# [Exercise brief]
Go through the listing and pick out each line with the word "this" in it.
* BEGIN Data provided *
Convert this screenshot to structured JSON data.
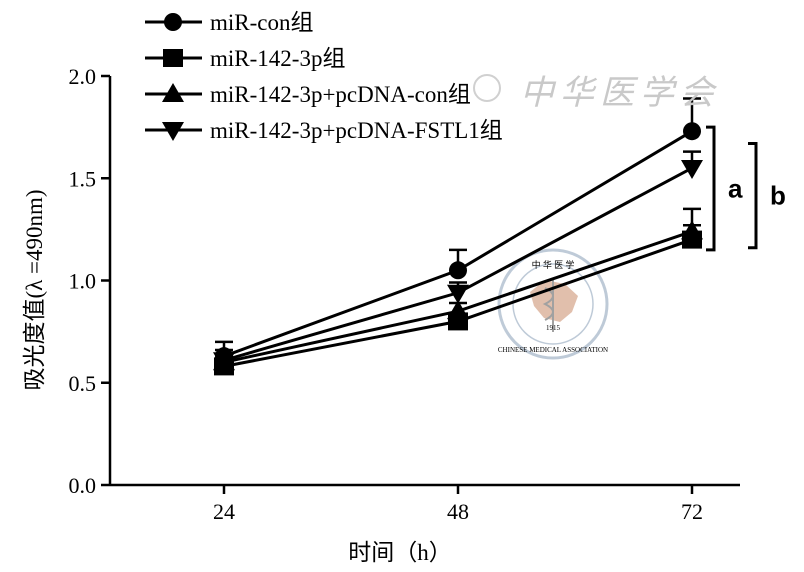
{
  "chart_data": {
    "type": "line",
    "x": [
      24,
      48,
      72
    ],
    "xlabel": "时间（h）",
    "ylabel": "吸光度值(λ =490nm)",
    "ylim": [
      0.0,
      2.0
    ],
    "yticks": [
      "0.0",
      "0.5",
      "1.0",
      "1.5",
      "2.0"
    ],
    "xticks": [
      "24",
      "48",
      "72"
    ],
    "legend_position": "top-left",
    "grid": false,
    "series": [
      {
        "name": "miR-con组",
        "marker": "circle",
        "values": [
          0.63,
          1.05,
          1.73
        ],
        "errors": [
          0.07,
          0.1,
          0.16
        ]
      },
      {
        "name": "miR-142-3p组",
        "marker": "square",
        "values": [
          0.58,
          0.8,
          1.2
        ],
        "errors": [
          0.04,
          0.03,
          0.07
        ]
      },
      {
        "name": "miR-142-3p+pcDNA-con组",
        "marker": "triangle-up",
        "values": [
          0.6,
          0.85,
          1.24
        ],
        "errors": [
          0.04,
          0.04,
          0.11
        ]
      },
      {
        "name": "miR-142-3p+pcDNA-FSTL1组",
        "marker": "triangle-down",
        "values": [
          0.61,
          0.94,
          1.55
        ],
        "errors": [
          0.05,
          0.05,
          0.08
        ]
      }
    ],
    "annotations": [
      {
        "label": "a",
        "between": [
          0,
          1
        ],
        "at": 72
      },
      {
        "label": "b",
        "between": [
          3,
          2
        ],
        "at": 72
      }
    ]
  },
  "watermark": {
    "logo_top": "中 华 医 学",
    "logo_year": "1915",
    "logo_ring": "CHINESE MEDICAL ASSOCIATION",
    "banner": "中华医学会"
  }
}
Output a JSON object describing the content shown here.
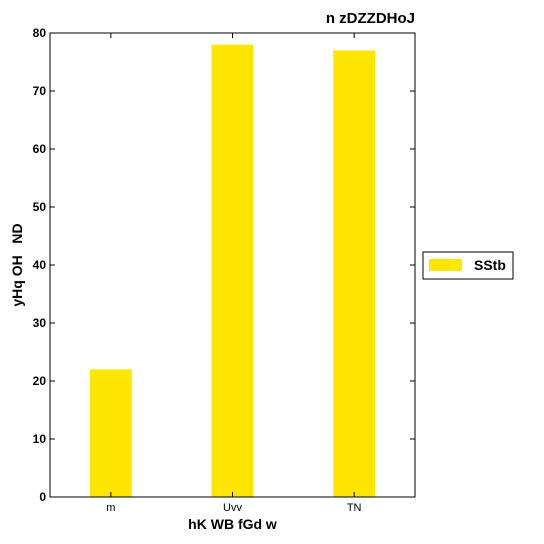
{
  "chart_data": {
    "type": "bar",
    "title": "n zDZZDHoJ",
    "xlabel": "hK WB fGd w",
    "ylabel": "yHq OH   ND",
    "categories": [
      "m",
      "Uvv",
      "TN"
    ],
    "series": [
      {
        "name": "SStb",
        "values": [
          22,
          78,
          77
        ],
        "color": "#ffe600"
      }
    ],
    "ylim": [
      0,
      80
    ],
    "yticks": [
      0,
      10,
      20,
      30,
      40,
      50,
      60,
      70,
      80
    ],
    "grid": false,
    "legend_position": "right"
  }
}
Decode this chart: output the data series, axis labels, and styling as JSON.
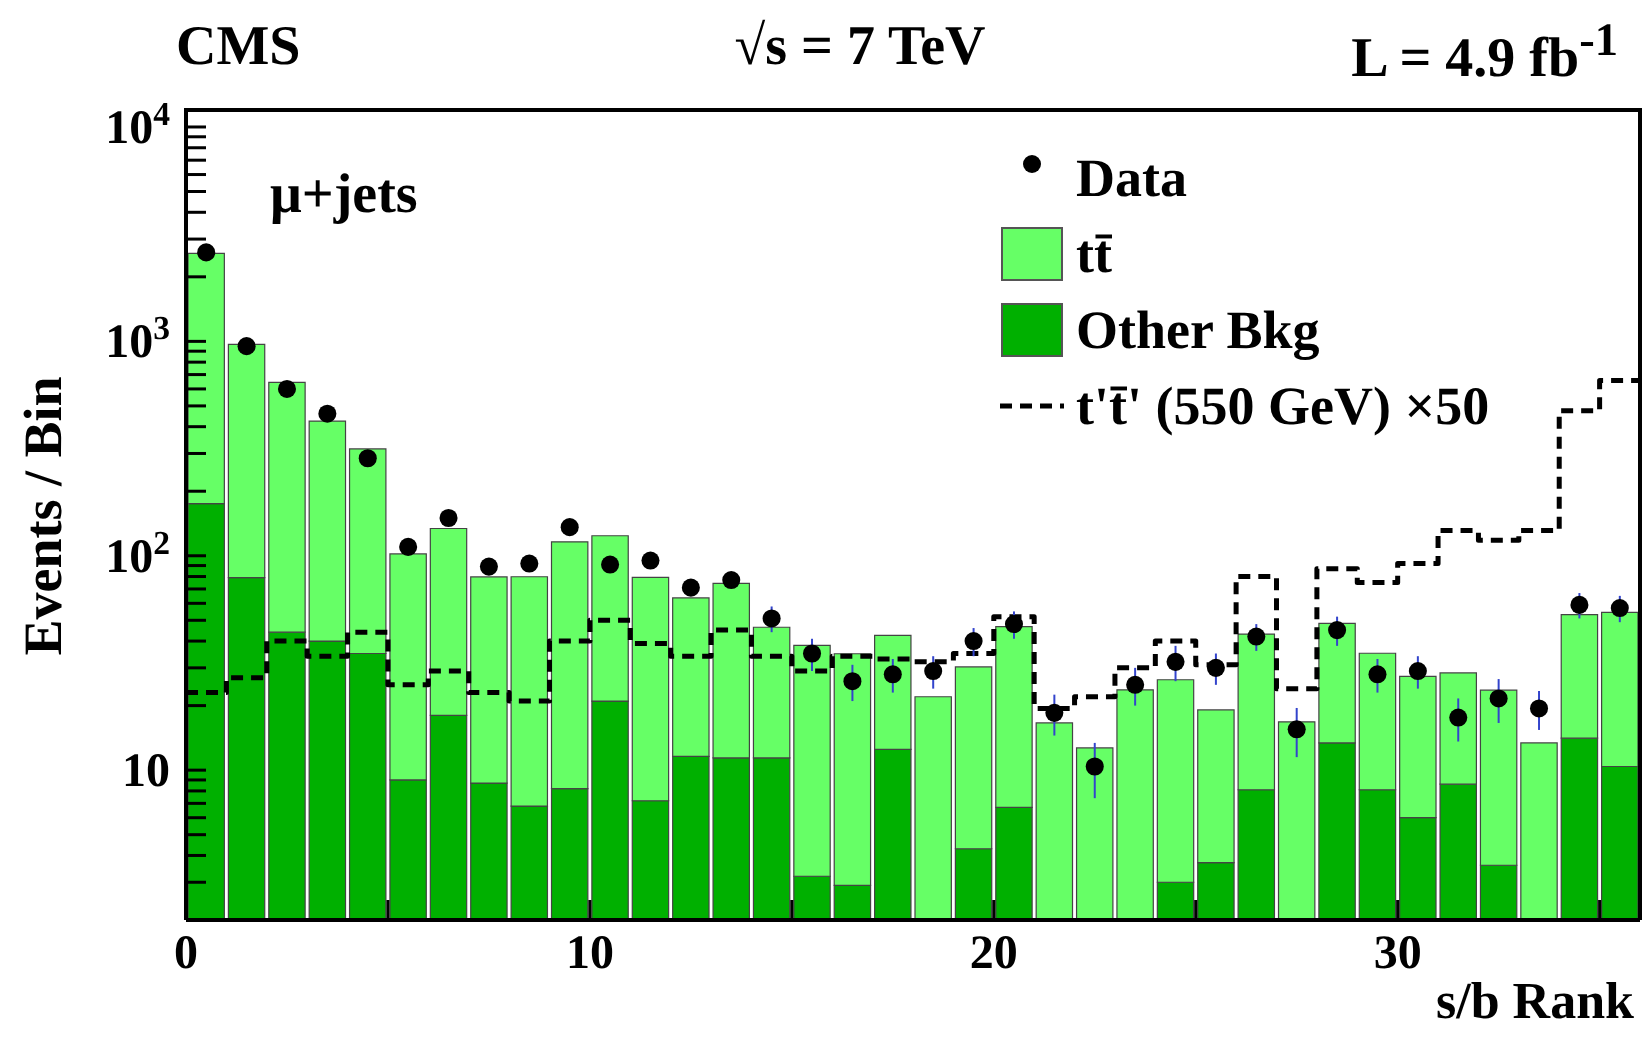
* END Data provided *
# [Finished answer]
Convert this screenshot to structured JSON data.
Decode this chart: output the data series, axis labels, and styling as JSON.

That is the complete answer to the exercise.